BEGIN RAW DATA

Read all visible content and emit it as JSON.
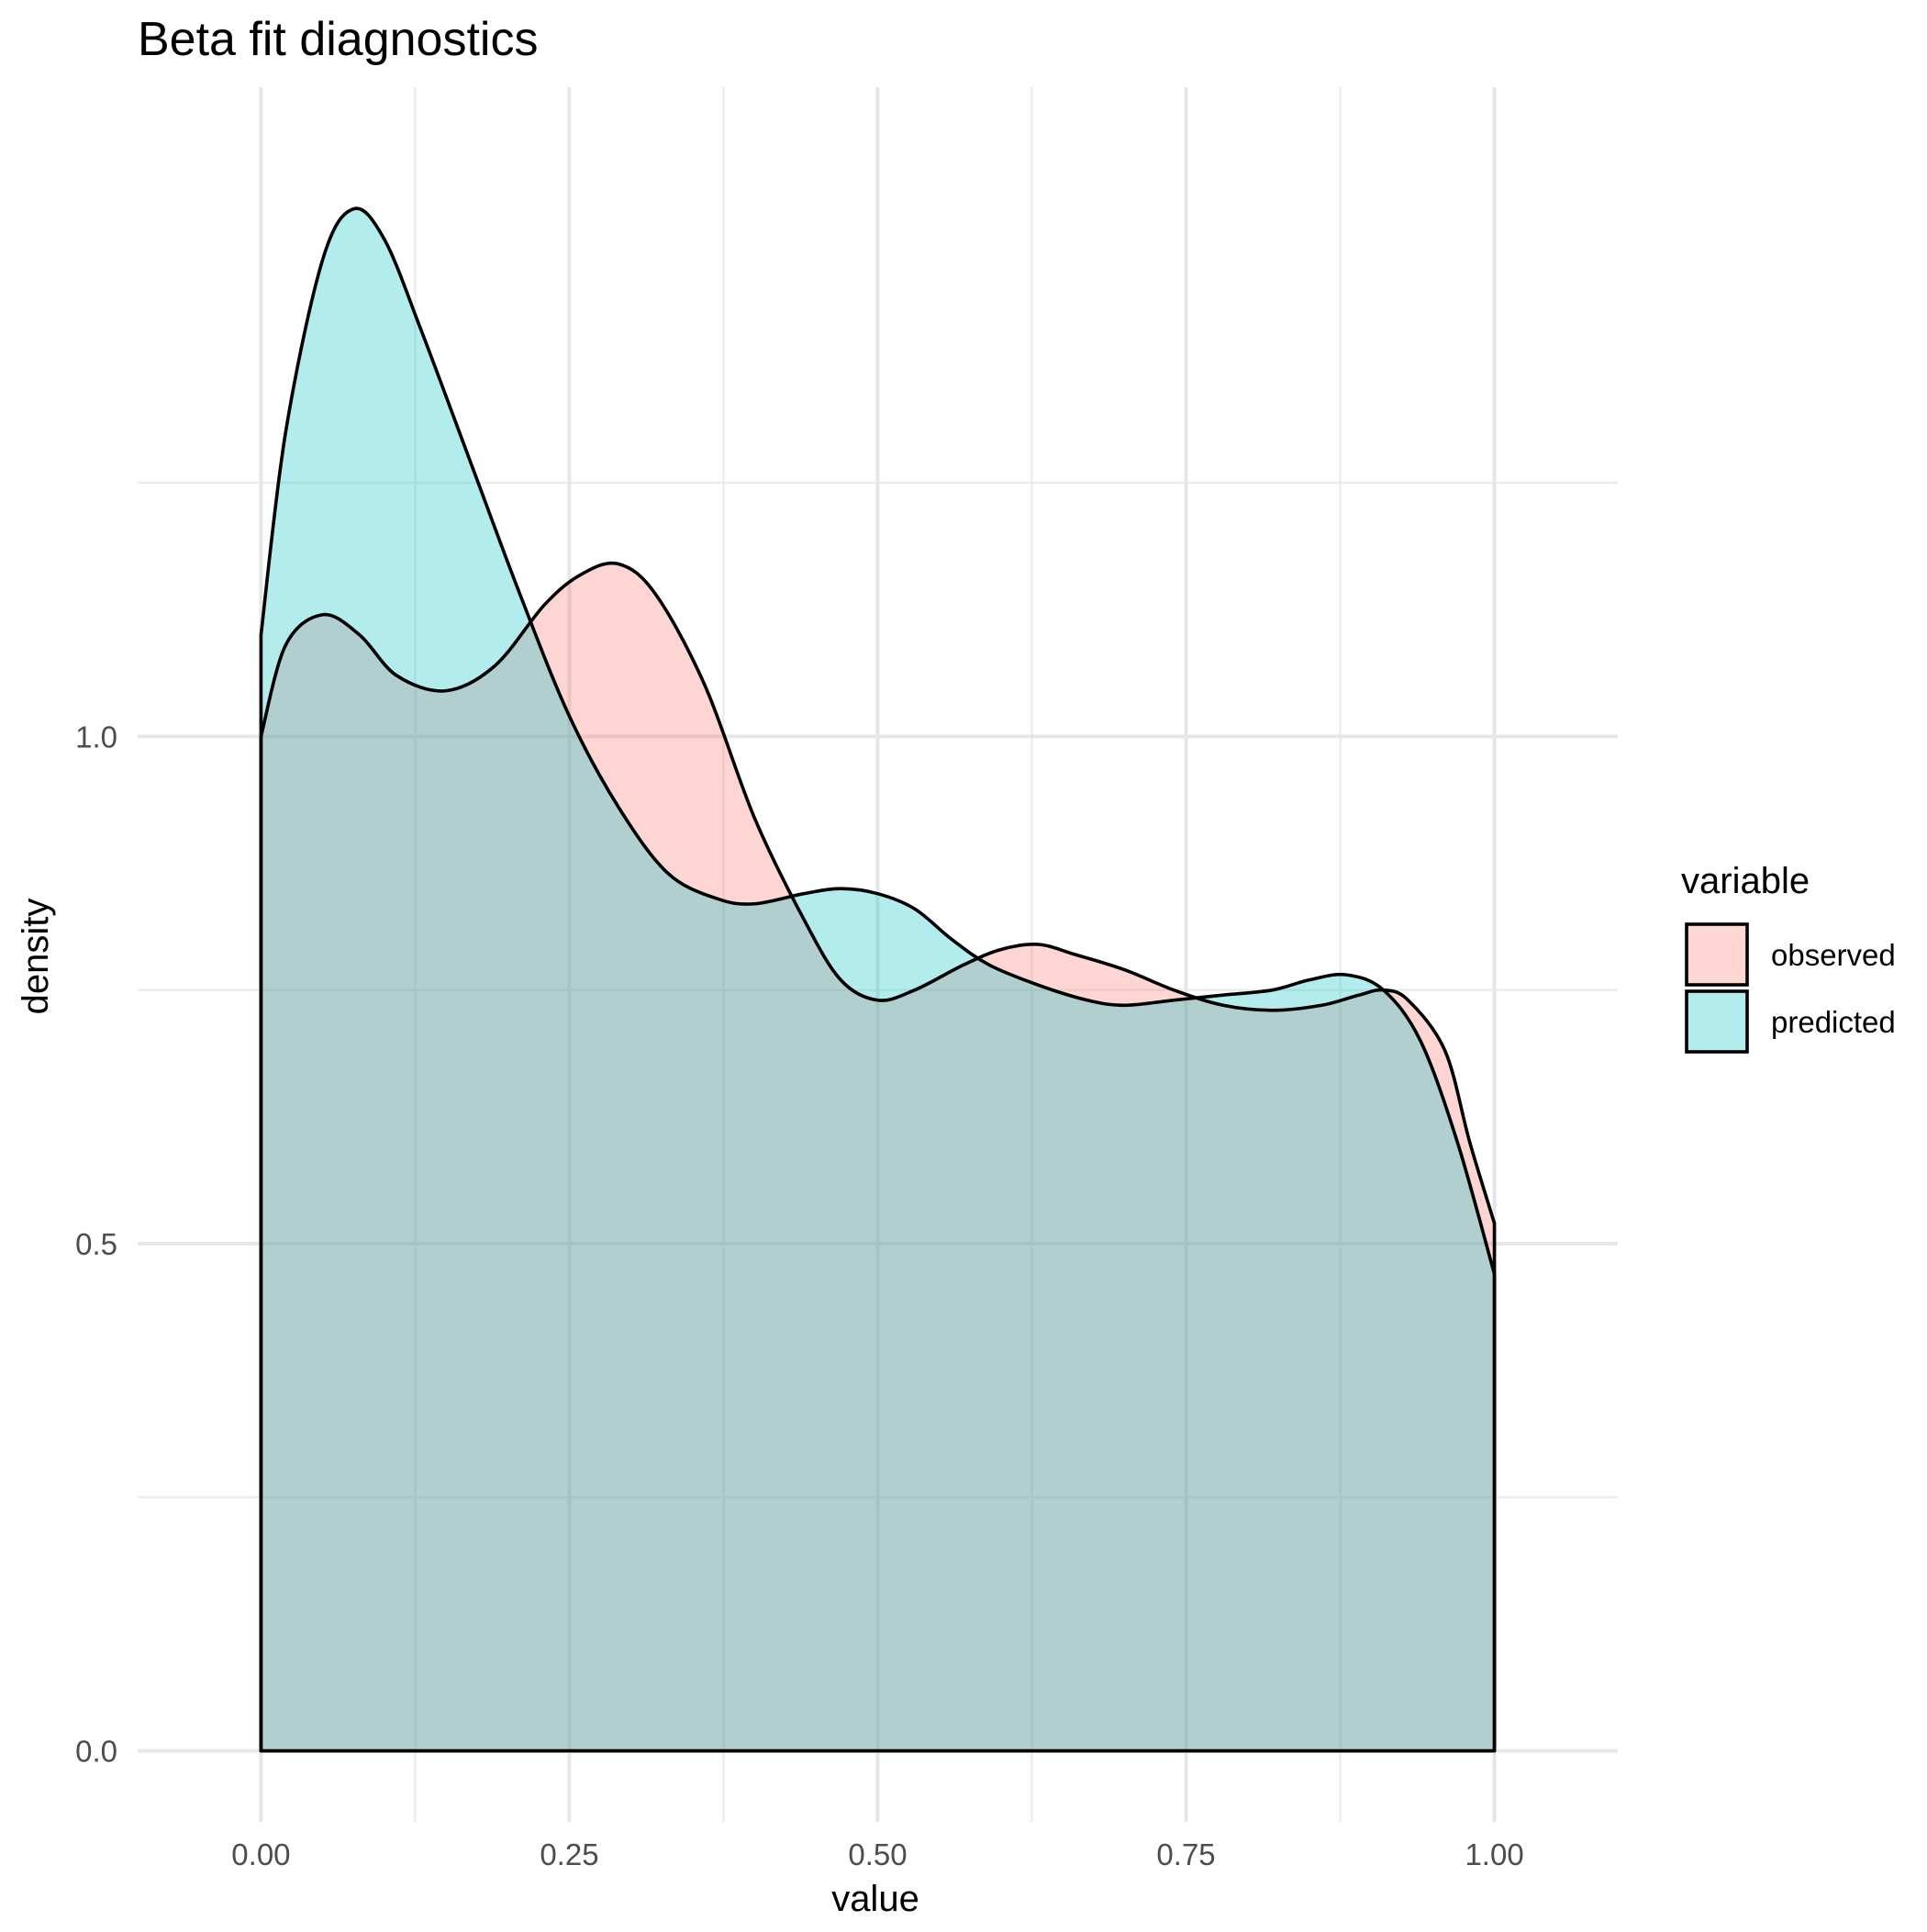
{
  "chart_data": {
    "type": "area",
    "title": "Beta fit diagnostics",
    "xlabel": "value",
    "ylabel": "density",
    "xlim": [
      -0.1,
      1.1
    ],
    "ylim": [
      -0.07,
      1.64
    ],
    "x_ticks": [
      0.0,
      0.25,
      0.5,
      0.75,
      1.0
    ],
    "x_tick_labels": [
      "0.00",
      "0.25",
      "0.50",
      "0.75",
      "1.00"
    ],
    "y_ticks": [
      0.0,
      0.5,
      1.0
    ],
    "y_tick_labels": [
      "0.0",
      "0.5",
      "1.0"
    ],
    "grid": true,
    "legend": {
      "title": "variable",
      "position": "right",
      "entries": [
        "observed",
        "predicted"
      ]
    },
    "series": [
      {
        "name": "observed",
        "color": "#F8766D",
        "points": [
          [
            0.0,
            1.0
          ],
          [
            0.02,
            1.09
          ],
          [
            0.05,
            1.12
          ],
          [
            0.08,
            1.1
          ],
          [
            0.11,
            1.06
          ],
          [
            0.15,
            1.045
          ],
          [
            0.19,
            1.07
          ],
          [
            0.23,
            1.13
          ],
          [
            0.26,
            1.16
          ],
          [
            0.29,
            1.17
          ],
          [
            0.32,
            1.14
          ],
          [
            0.36,
            1.05
          ],
          [
            0.4,
            0.92
          ],
          [
            0.44,
            0.82
          ],
          [
            0.47,
            0.76
          ],
          [
            0.5,
            0.74
          ],
          [
            0.53,
            0.75
          ],
          [
            0.57,
            0.775
          ],
          [
            0.6,
            0.79
          ],
          [
            0.63,
            0.795
          ],
          [
            0.66,
            0.785
          ],
          [
            0.7,
            0.77
          ],
          [
            0.74,
            0.75
          ],
          [
            0.78,
            0.735
          ],
          [
            0.82,
            0.73
          ],
          [
            0.86,
            0.735
          ],
          [
            0.89,
            0.745
          ],
          [
            0.91,
            0.75
          ],
          [
            0.93,
            0.74
          ],
          [
            0.96,
            0.69
          ],
          [
            0.98,
            0.6
          ],
          [
            1.0,
            0.52
          ]
        ]
      },
      {
        "name": "predicted",
        "color": "#00BFC4",
        "points": [
          [
            0.0,
            1.1
          ],
          [
            0.02,
            1.3
          ],
          [
            0.05,
            1.47
          ],
          [
            0.075,
            1.52
          ],
          [
            0.1,
            1.49
          ],
          [
            0.13,
            1.4
          ],
          [
            0.17,
            1.27
          ],
          [
            0.21,
            1.14
          ],
          [
            0.25,
            1.02
          ],
          [
            0.29,
            0.93
          ],
          [
            0.33,
            0.865
          ],
          [
            0.37,
            0.84
          ],
          [
            0.4,
            0.835
          ],
          [
            0.44,
            0.845
          ],
          [
            0.47,
            0.85
          ],
          [
            0.5,
            0.845
          ],
          [
            0.53,
            0.83
          ],
          [
            0.56,
            0.8
          ],
          [
            0.59,
            0.775
          ],
          [
            0.63,
            0.755
          ],
          [
            0.67,
            0.74
          ],
          [
            0.7,
            0.735
          ],
          [
            0.74,
            0.74
          ],
          [
            0.78,
            0.745
          ],
          [
            0.82,
            0.75
          ],
          [
            0.85,
            0.76
          ],
          [
            0.88,
            0.765
          ],
          [
            0.91,
            0.75
          ],
          [
            0.94,
            0.7
          ],
          [
            0.97,
            0.6
          ],
          [
            1.0,
            0.47
          ]
        ]
      }
    ]
  }
}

END RAW DATA

WHAT YOU SHOULD DO: Copy every record above exactly as written, but leave out the pictures.

CORRECT RESULT:
Read all visible content and emit it as JSON.
{
  "chart_data": {
    "type": "area",
    "title": "Beta fit diagnostics",
    "xlabel": "value",
    "ylabel": "density",
    "xlim": [
      -0.1,
      1.1
    ],
    "ylim": [
      -0.07,
      1.64
    ],
    "x_ticks": [
      0.0,
      0.25,
      0.5,
      0.75,
      1.0
    ],
    "x_tick_labels": [
      "0.00",
      "0.25",
      "0.50",
      "0.75",
      "1.00"
    ],
    "y_ticks": [
      0.0,
      0.5,
      1.0
    ],
    "y_tick_labels": [
      "0.0",
      "0.5",
      "1.0"
    ],
    "grid": true,
    "legend": {
      "title": "variable",
      "position": "right",
      "entries": [
        "observed",
        "predicted"
      ]
    },
    "series": [
      {
        "name": "observed",
        "color": "#F8766D",
        "points": [
          [
            0.0,
            1.0
          ],
          [
            0.02,
            1.09
          ],
          [
            0.05,
            1.12
          ],
          [
            0.08,
            1.1
          ],
          [
            0.11,
            1.06
          ],
          [
            0.15,
            1.045
          ],
          [
            0.19,
            1.07
          ],
          [
            0.23,
            1.13
          ],
          [
            0.26,
            1.16
          ],
          [
            0.29,
            1.17
          ],
          [
            0.32,
            1.14
          ],
          [
            0.36,
            1.05
          ],
          [
            0.4,
            0.92
          ],
          [
            0.44,
            0.82
          ],
          [
            0.47,
            0.76
          ],
          [
            0.5,
            0.74
          ],
          [
            0.53,
            0.75
          ],
          [
            0.57,
            0.775
          ],
          [
            0.6,
            0.79
          ],
          [
            0.63,
            0.795
          ],
          [
            0.66,
            0.785
          ],
          [
            0.7,
            0.77
          ],
          [
            0.74,
            0.75
          ],
          [
            0.78,
            0.735
          ],
          [
            0.82,
            0.73
          ],
          [
            0.86,
            0.735
          ],
          [
            0.89,
            0.745
          ],
          [
            0.91,
            0.75
          ],
          [
            0.93,
            0.74
          ],
          [
            0.96,
            0.69
          ],
          [
            0.98,
            0.6
          ],
          [
            1.0,
            0.52
          ]
        ]
      },
      {
        "name": "predicted",
        "color": "#00BFC4",
        "points": [
          [
            0.0,
            1.1
          ],
          [
            0.02,
            1.3
          ],
          [
            0.05,
            1.47
          ],
          [
            0.075,
            1.52
          ],
          [
            0.1,
            1.49
          ],
          [
            0.13,
            1.4
          ],
          [
            0.17,
            1.27
          ],
          [
            0.21,
            1.14
          ],
          [
            0.25,
            1.02
          ],
          [
            0.29,
            0.93
          ],
          [
            0.33,
            0.865
          ],
          [
            0.37,
            0.84
          ],
          [
            0.4,
            0.835
          ],
          [
            0.44,
            0.845
          ],
          [
            0.47,
            0.85
          ],
          [
            0.5,
            0.845
          ],
          [
            0.53,
            0.83
          ],
          [
            0.56,
            0.8
          ],
          [
            0.59,
            0.775
          ],
          [
            0.63,
            0.755
          ],
          [
            0.67,
            0.74
          ],
          [
            0.7,
            0.735
          ],
          [
            0.74,
            0.74
          ],
          [
            0.78,
            0.745
          ],
          [
            0.82,
            0.75
          ],
          [
            0.85,
            0.76
          ],
          [
            0.88,
            0.765
          ],
          [
            0.91,
            0.75
          ],
          [
            0.94,
            0.7
          ],
          [
            0.97,
            0.6
          ],
          [
            1.0,
            0.47
          ]
        ]
      }
    ]
  }
}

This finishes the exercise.